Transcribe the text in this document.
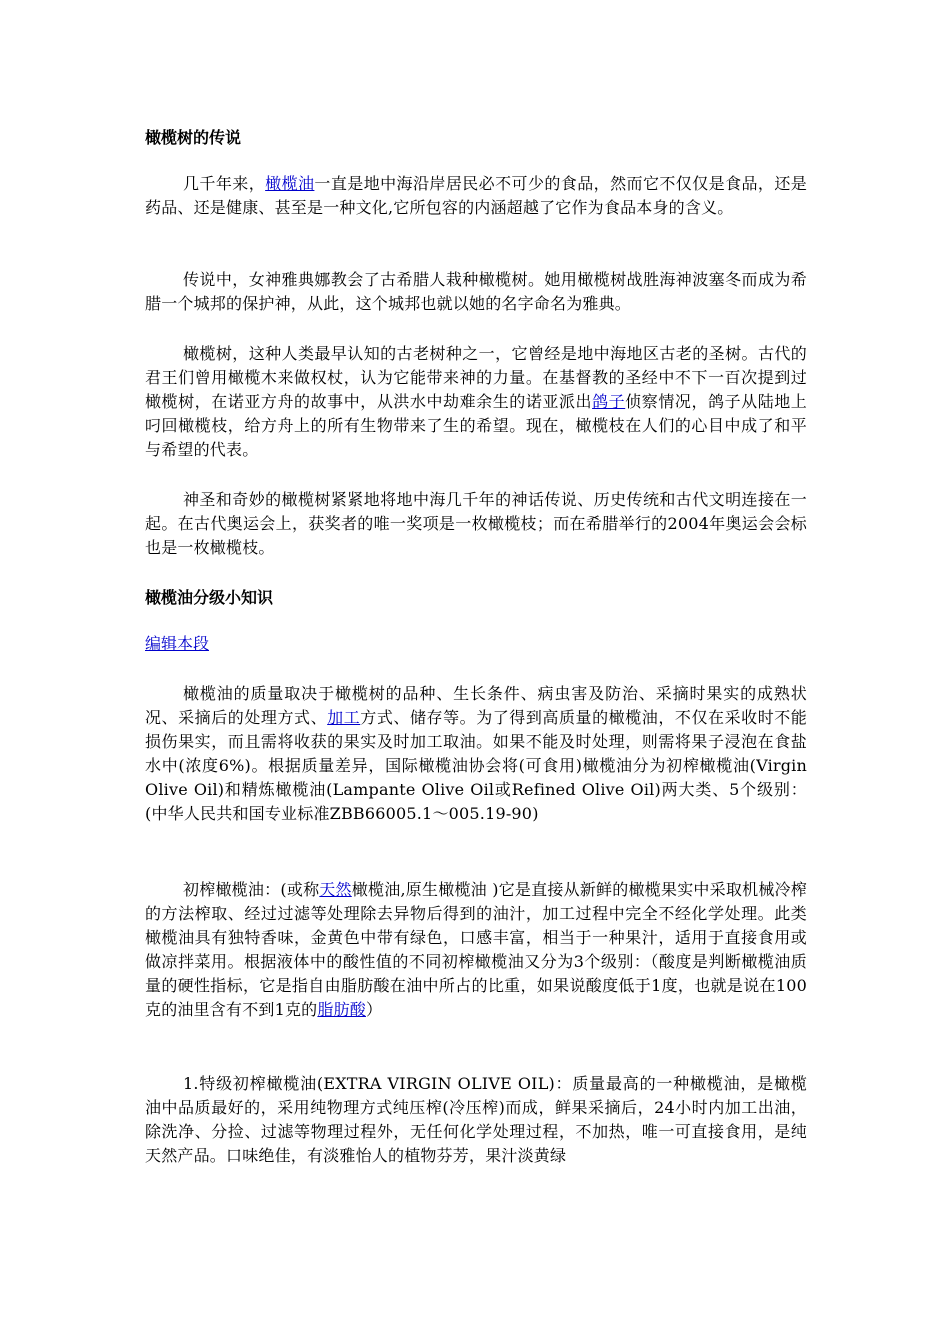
橄榄树的传说
几千年来，橄榄油一直是地中海沿岸居民必不可少的食品，然而它不仅仅是食品，还是药品、还是健康、甚至是一种文化,它所包容的内涵超越了它作为食品本身的含义。
传说中，女神雅典娜教会了古希腊人栽种橄榄树。她用橄榄树战胜海神波塞冬而成为希腊一个城邦的保护神，从此，这个城邦也就以她的名字命名为雅典。
橄榄树，这种人类最早认知的古老树种之一，它曾经是地中海地区古老的圣树。古代的君王们曾用橄榄木来做权杖，认为它能带来神的力量。在基督教的圣经中不下一百次提到过橄榄树，在诺亚方舟的故事中，从洪水中劫难余生的诺亚派出鸽子侦察情况，鸽子从陆地上叼回橄榄枝，给方舟上的所有生物带来了生的希望。现在，橄榄枝在人们的心目中成了和平与希望的代表。
神圣和奇妙的橄榄树紧紧地将地中海几千年的神话传说、历史传统和古代文明连接在一起。在古代奥运会上，获奖者的唯一奖项是一枚橄榄枝；而在希腊举行的2004年奥运会会标也是一枚橄榄枝。
橄榄油分级小知识
编辑本段
橄榄油的质量取决于橄榄树的品种、生长条件、病虫害及防治、采摘时果实的成熟状况、采摘后的处理方式、加工方式、储存等。为了得到高质量的橄榄油，不仅在采收时不能损伤果实，而且需将收获的果实及时加工取油。如果不能及时处理，则需将果子浸泡在食盐水中(浓度6%)。根据质量差异，国际橄榄油协会将(可食用)橄榄油分为初榨橄榄油(Virgin Olive Oil)和精炼橄榄油(Lampante Olive Oil或Refined Olive Oil)两大类、5个级别：(中华人民共和国专业标准ZBB66005.1～005.19-90)
初榨橄榄油：(或称天然橄榄油,原生橄榄油 )它是直接从新鲜的橄榄果实中采取机械冷榨的方法榨取、经过过滤等处理除去异物后得到的油汁，加工过程中完全不经化学处理。此类橄榄油具有独特香味，金黄色中带有绿色，口感丰富，相当于一种果汁，适用于直接食用或做凉拌菜用。根据液体中的酸性值的不同初榨橄榄油又分为3个级别：（酸度是判断橄榄油质量的硬性指标，它是指自由脂肪酸在油中所占的比重，如果说酸度低于1度，也就是说在100克的油里含有不到1克的脂肪酸）
1.特级初榨橄榄油(EXTRA VIRGIN OLIVE OIL)：质量最高的一种橄榄油，是橄榄油中品质最好的，采用纯物理方式纯压榨(冷压榨)而成，鲜果采摘后，24小时内加工出油，除洗净、分捡、过滤等物理过程外，无任何化学处理过程，不加热，唯一可直接食用，是纯天然产品。口味绝佳，有淡雅怡人的植物芬芳，果汁淡黄绿
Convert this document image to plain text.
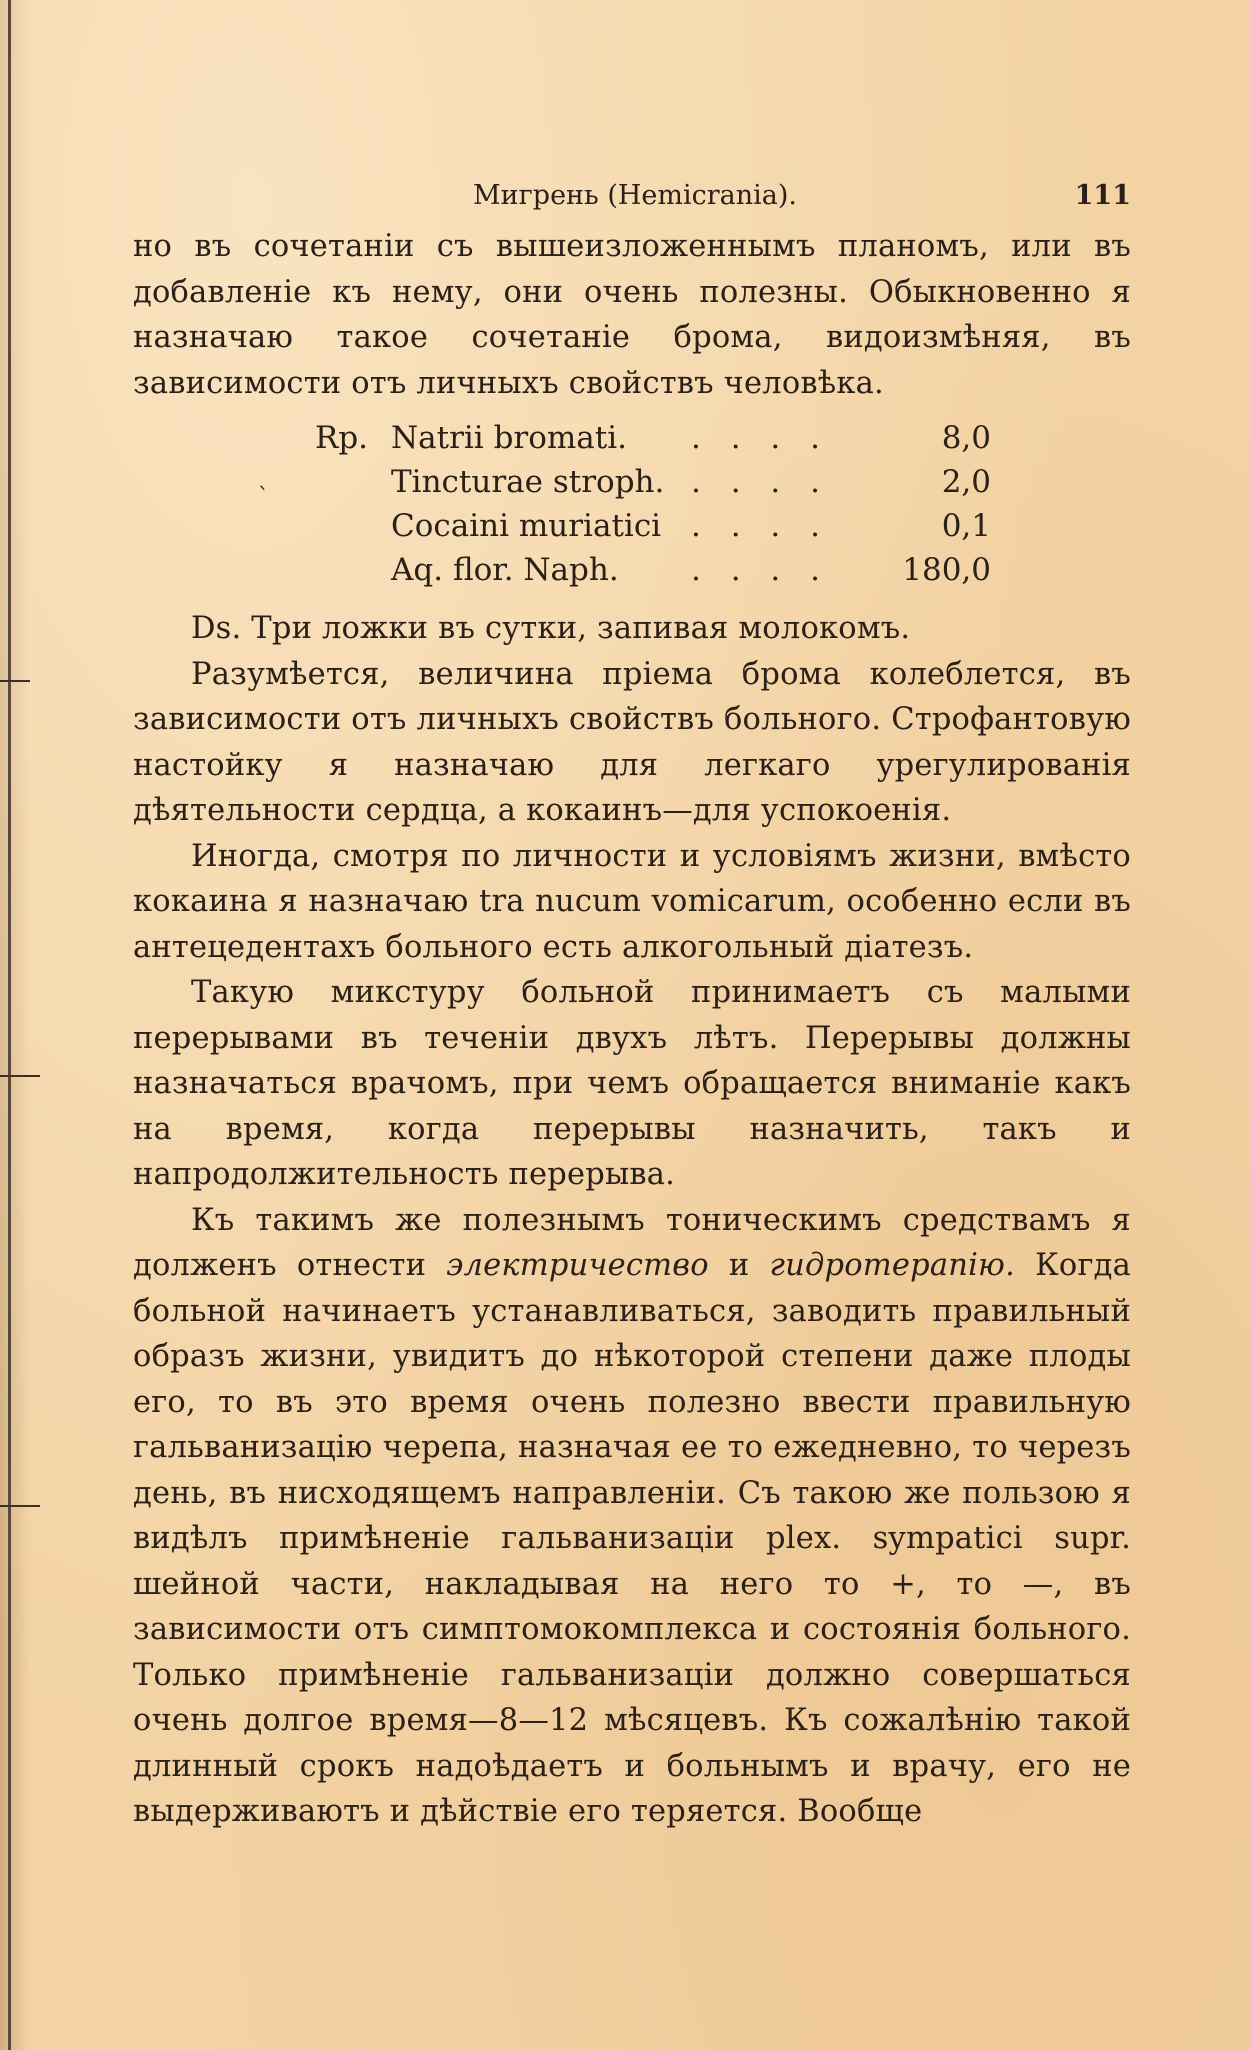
Мигрень (Hemicrania).	111

но въ сочетаніи съ вышеизложеннымъ планомъ, или въ добавленіе къ нему, они очень полезны. Обыкновенно я назначаю такое сочетаніе брома, видоизмѣняя, въ зависимости отъ личныхъ свойствъ человѣка.

Rp.
ˋ
Natrii bromati. . . . .	8,0
Tincturae stroph. . . . .	2,0
Cocaini muriatici . . . .	0,1
Aq. flor. Naph. . . . . 180,0

Ds. Три ложки въ сутки, запивая молокомъ.

Разумѣется, величина пріема брома колеблется, въ зависимости отъ личныхъ свойствъ больного. Строфантовую настойку я назначаю для легкаго урегулированія дѣятельности сердца, а кокаинъ—для успокоенія.

Иногда, смотря по личности и условіямъ жизни, вмѣсто кокаина я назначаю tra nucum vomicarum, особенно если въ антецедентахъ больного есть алкогольный діатезъ.

Такую микстуру больной принимаетъ съ малыми перерывами въ теченіи двухъ лѣтъ. Перерывы должны назначаться врачомъ, при чемъ обращается вниманіе какъ на время, когда перерывы назначить, такъ и напродолжительность перерыва.

Къ такимъ же полезнымъ тоническимъ средствамъ я долженъ отнести электричество и гидротерапію. Когда больной начинаетъ устанавливаться, заводить правильный образъ жизни, увидитъ до нѣкоторой степени даже плоды его, то въ это время очень полезно ввести правильную гальванизацію черепа, назначая ее то ежедневно, то черезъ день, въ нисходящемъ направленіи. Съ такою же пользою я видѣлъ примѣненіе гальванизаціи plex. sympatici supr. шейной части, накладывая на него то +, то —, въ зависимости отъ симптомокомплекса и состоянія больного. Только примѣненіе гальванизаціи должно совершаться очень долгое время—8—12 мѣсяцевъ. Къ сожалѣнію такой длинный срокъ надоѣдаетъ и больнымъ и врачу, его не выдерживаютъ и дѣйствіе его теряется. Вообще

==================================================

• Directions for this task: Copy the material exactly. Do not include the pictures.

• Solution to this exercise:
Transcribe the text in this document.
橄榄树的传说
几千年来，橄榄油一直是地中海沿岸居民必不可少的食品，然而它不仅仅是食品，还是药品、还是健康、甚至是一种文化,它所包容的内涵超越了它作为食品本身的含义。
传说中，女神雅典娜教会了古希腊人栽种橄榄树。她用橄榄树战胜海神波塞冬而成为希腊一个城邦的保护神，从此，这个城邦也就以她的名字命名为雅典。
橄榄树，这种人类最早认知的古老树种之一，它曾经是地中海地区古老的圣树。古代的君王们曾用橄榄木来做权杖，认为它能带来神的力量。在基督教的圣经中不下一百次提到过橄榄树，在诺亚方舟的故事中，从洪水中劫难余生的诺亚派出鸽子侦察情况，鸽子从陆地上叼回橄榄枝，给方舟上的所有生物带来了生的希望。现在，橄榄枝在人们的心目中成了和平与希望的代表。
神圣和奇妙的橄榄树紧紧地将地中海几千年的神话传说、历史传统和古代文明连接在一起。在古代奥运会上，获奖者的唯一奖项是一枚橄榄枝；而在希腊举行的2004年奥运会会标也是一枚橄榄枝。
橄榄油分级小知识
编辑本段
橄榄油的质量取决于橄榄树的品种、生长条件、病虫害及防治、采摘时果实的成熟状况、采摘后的处理方式、加工方式、储存等。为了得到高质量的橄榄油，不仅在采收时不能损伤果实，而且需将收获的果实及时加工取油。如果不能及时处理，则需将果子浸泡在食盐水中(浓度6%)。根据质量差异，国际橄榄油协会将(可食用)橄榄油分为初榨橄榄油(Virgin Olive Oil)和精炼橄榄油(Lampante Olive Oil或Refined Olive Oil)两大类、5个级别：(中华人民共和国专业标准ZBB66005.1～005.19-90)
初榨橄榄油：(或称天然橄榄油,原生橄榄油 )它是直接从新鲜的橄榄果实中采取机械冷榨的方法榨取、经过过滤等处理除去异物后得到的油汁，加工过程中完全不经化学处理。此类橄榄油具有独特香味，金黄色中带有绿色，口感丰富，相当于一种果汁，适用于直接食用或做凉拌菜用。根据液体中的酸性值的不同初榨橄榄油又分为3个级别：（酸度是判断橄榄油质量的硬性指标，它是指自由脂肪酸在油中所占的比重，如果说酸度低于1度，也就是说在100克的油里含有不到1克的脂肪酸）
1.特级初榨橄榄油(EXTRA VIRGIN OLIVE OIL)：质量最高的一种橄榄油，是橄榄油中品质最好的，采用纯物理方式纯压榨(冷压榨)而成，鲜果采摘后，24小时内加工出油，除洗净、分捡、过滤等物理过程外，无任何化学处理过程，不加热，唯一可直接食用，是纯天然产品。口味绝佳，有淡雅怡人的植物芬芳，果汁淡黄绿
Convert this document image to plain text.
Мигрень (Hemicrania).	111

но въ сочетаніи съ вышеизложеннымъ планомъ, или въ добавленіе къ нему, они очень полезны. Обыкновенно я назначаю такое сочетаніе брома, видоизмѣняя, въ зависимости отъ личныхъ свойствъ человѣка.

Rp.
ˋ
Natrii bromati. . . . .	8,0
Tincturae stroph. . . . .	2,0
Cocaini muriatici . . . .	0,1
Aq. flor. Naph. . . . . 180,0

Ds. Три ложки въ сутки, запивая молокомъ.

Разумѣется, величина пріема брома колеблется, въ зависимости отъ личныхъ свойствъ больного. Строфантовую настойку я назначаю для легкаго урегулированія дѣятельности сердца, а кокаинъ—для успокоенія.

Иногда, смотря по личности и условіямъ жизни, вмѣсто кокаина я назначаю tra nucum vomicarum, особенно если въ антецедентахъ больного есть алкогольный діатезъ.

Такую микстуру больной принимаетъ съ малыми перерывами въ теченіи двухъ лѣтъ. Перерывы должны назначаться врачомъ, при чемъ обращается вниманіе какъ на время, когда перерывы назначить, такъ и напродолжительность перерыва.

Къ такимъ же полезнымъ тоническимъ средствамъ я долженъ отнести электричество и гидротерапію. Когда больной начинаетъ устанавливаться, заводить правильный образъ жизни, увидитъ до нѣкоторой степени даже плоды его, то въ это время очень полезно ввести правильную гальванизацію черепа, назначая ее то ежедневно, то черезъ день, въ нисходящемъ направленіи. Съ такою же пользою я видѣлъ примѣненіе гальванизаціи plex. sympatici supr. шейной части, накладывая на него то +, то —, въ зависимости отъ симптомокомплекса и состоянія больного. Только примѣненіе гальванизаціи должно совершаться очень долгое время—8—12 мѣсяцевъ. Къ сожалѣнію такой длинный срокъ надоѣдаетъ и больнымъ и врачу, его не выдерживаютъ и дѣйствіе его теряется. Вообще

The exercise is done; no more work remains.